--- start of Material ---

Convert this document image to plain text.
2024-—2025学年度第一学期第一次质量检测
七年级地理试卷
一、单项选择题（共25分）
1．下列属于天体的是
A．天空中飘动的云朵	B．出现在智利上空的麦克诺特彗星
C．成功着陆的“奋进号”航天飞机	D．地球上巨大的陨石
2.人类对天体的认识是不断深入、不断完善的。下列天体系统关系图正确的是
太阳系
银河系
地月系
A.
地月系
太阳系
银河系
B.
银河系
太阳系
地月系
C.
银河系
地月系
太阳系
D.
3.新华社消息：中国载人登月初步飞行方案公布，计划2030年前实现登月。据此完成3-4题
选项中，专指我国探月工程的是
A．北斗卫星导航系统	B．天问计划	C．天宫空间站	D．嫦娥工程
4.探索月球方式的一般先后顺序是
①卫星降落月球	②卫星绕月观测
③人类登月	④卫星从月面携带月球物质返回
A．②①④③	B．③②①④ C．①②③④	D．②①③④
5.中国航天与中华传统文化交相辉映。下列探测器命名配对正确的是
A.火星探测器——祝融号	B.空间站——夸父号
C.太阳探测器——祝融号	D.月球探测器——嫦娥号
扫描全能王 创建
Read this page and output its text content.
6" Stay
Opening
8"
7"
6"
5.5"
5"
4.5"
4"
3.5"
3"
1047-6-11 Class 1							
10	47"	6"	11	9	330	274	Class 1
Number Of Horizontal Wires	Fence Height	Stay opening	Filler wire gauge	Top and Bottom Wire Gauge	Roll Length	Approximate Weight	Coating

--- end of Material ---

* [Exercise requirements]: Your task is to return, exactly and on their own, the lines from the one containing "Read this page and output its text content." through the last line of the listing.

* [Answer to this problem]:
Read this page and output its text content.
6" Stay
Opening
8"
7"
6"
5.5"
5"
4.5"
4"
3.5"
3"
1047-6-11 Class 1							
10	47"	6"	11	9	330	274	Class 1
Number Of Horizontal Wires	Fence Height	Stay opening	Filler wire gauge	Top and Bottom Wire Gauge	Roll Length	Approximate Weight	Coating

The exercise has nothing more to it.